◆ INSTRUCTIONS TO FOLLOW ◆
Gather the lines below that include the string "企业会员", copying each in full.

********************

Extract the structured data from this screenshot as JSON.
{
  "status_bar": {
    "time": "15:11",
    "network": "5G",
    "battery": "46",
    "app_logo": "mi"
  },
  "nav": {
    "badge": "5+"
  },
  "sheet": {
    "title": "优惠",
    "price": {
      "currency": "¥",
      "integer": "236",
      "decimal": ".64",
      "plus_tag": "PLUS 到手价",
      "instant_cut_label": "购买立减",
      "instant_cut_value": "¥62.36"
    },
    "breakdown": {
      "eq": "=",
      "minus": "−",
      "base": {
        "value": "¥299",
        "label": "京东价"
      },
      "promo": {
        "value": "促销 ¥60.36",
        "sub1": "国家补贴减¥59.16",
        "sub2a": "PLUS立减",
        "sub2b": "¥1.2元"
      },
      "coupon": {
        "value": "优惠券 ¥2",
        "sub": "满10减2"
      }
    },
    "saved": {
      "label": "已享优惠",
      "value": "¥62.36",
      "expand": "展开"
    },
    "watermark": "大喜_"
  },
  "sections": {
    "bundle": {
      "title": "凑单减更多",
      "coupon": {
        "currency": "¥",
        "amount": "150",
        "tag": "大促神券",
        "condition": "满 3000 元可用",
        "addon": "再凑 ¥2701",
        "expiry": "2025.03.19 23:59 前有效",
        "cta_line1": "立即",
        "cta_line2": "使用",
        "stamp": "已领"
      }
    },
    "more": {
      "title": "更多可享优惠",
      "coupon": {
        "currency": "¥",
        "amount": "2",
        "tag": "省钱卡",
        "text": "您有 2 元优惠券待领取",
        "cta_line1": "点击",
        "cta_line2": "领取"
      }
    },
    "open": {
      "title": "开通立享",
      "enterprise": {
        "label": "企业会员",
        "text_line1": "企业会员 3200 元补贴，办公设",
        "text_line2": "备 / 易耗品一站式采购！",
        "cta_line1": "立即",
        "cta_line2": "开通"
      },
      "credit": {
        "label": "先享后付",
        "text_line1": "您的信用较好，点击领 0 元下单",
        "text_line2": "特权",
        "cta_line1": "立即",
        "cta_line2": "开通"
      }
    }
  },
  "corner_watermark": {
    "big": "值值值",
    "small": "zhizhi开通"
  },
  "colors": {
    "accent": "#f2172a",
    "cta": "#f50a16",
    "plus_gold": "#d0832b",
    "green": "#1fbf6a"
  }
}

********************

◆ WRITTEN ANSWER ◆
        "label": "企业会员",
        "text_line1": "企业会员 3200 元补贴，办公设",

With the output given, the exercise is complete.